- Aim
The data below must be copied in full and without any change.

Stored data
- - - - -
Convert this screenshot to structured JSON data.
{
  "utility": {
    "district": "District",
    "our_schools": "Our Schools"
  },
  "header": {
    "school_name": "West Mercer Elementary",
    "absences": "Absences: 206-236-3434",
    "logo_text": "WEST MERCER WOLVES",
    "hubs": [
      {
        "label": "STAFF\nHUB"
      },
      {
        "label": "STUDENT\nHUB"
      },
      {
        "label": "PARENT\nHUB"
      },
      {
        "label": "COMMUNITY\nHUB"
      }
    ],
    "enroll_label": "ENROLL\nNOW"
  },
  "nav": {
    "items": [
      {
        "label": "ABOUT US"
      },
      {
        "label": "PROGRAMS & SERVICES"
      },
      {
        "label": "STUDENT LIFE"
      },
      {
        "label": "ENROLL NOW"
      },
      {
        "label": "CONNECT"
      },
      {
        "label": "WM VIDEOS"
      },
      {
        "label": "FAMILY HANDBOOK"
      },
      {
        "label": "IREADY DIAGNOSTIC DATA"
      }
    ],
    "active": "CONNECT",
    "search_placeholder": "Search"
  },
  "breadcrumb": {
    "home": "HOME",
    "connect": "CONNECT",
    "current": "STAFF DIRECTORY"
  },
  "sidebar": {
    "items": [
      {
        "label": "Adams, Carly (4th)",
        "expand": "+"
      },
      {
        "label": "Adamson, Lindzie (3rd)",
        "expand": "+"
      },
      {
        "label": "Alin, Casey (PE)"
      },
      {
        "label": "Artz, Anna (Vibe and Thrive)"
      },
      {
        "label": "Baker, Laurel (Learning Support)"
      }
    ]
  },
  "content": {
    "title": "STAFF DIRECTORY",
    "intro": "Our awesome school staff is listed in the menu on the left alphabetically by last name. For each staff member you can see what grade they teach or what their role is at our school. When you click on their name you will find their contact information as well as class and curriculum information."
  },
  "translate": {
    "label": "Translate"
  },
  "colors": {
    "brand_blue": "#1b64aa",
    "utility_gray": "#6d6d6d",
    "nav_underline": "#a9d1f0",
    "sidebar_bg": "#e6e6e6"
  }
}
- - - - -
- Problem solution
Convert this screenshot to structured JSON data.
{
  "utility": {
    "district": "District",
    "our_schools": "Our Schools"
  },
  "header": {
    "school_name": "West Mercer Elementary",
    "absences": "Absences: 206-236-3434",
    "logo_text": "WEST MERCER WOLVES",
    "hubs": [
      {
        "label": "STAFF\nHUB"
      },
      {
        "label": "STUDENT\nHUB"
      },
      {
        "label": "PARENT\nHUB"
      },
      {
        "label": "COMMUNITY\nHUB"
      }
    ],
    "enroll_label": "ENROLL\nNOW"
  },
  "nav": {
    "items": [
      {
        "label": "ABOUT US"
      },
      {
        "label": "PROGRAMS & SERVICES"
      },
      {
        "label": "STUDENT LIFE"
      },
      {
        "label": "ENROLL NOW"
      },
      {
        "label": "CONNECT"
      },
      {
        "label": "WM VIDEOS"
      },
      {
        "label": "FAMILY HANDBOOK"
      },
      {
        "label": "IREADY DIAGNOSTIC DATA"
      }
    ],
    "active": "CONNECT",
    "search_placeholder": "Search"
  },
  "breadcrumb": {
    "home": "HOME",
    "connect": "CONNECT",
    "current": "STAFF DIRECTORY"
  },
  "sidebar": {
    "items": [
      {
        "label": "Adams, Carly (4th)",
        "expand": "+"
      },
      {
        "label": "Adamson, Lindzie (3rd)",
        "expand": "+"
      },
      {
        "label": "Alin, Casey (PE)"
      },
      {
        "label": "Artz, Anna (Vibe and Thrive)"
      },
      {
        "label": "Baker, Laurel (Learning Support)"
      }
    ]
  },
  "content": {
    "title": "STAFF DIRECTORY",
    "intro": "Our awesome school staff is listed in the menu on the left alphabetically by last name. For each staff member you can see what grade they teach or what their role is at our school. When you click on their name you will find their contact information as well as class and curriculum information."
  },
  "translate": {
    "label": "Translate"
  },
  "colors": {
    "brand_blue": "#1b64aa",
    "utility_gray": "#6d6d6d",
    "nav_underline": "#a9d1f0",
    "sidebar_bg": "#e6e6e6"
  }
}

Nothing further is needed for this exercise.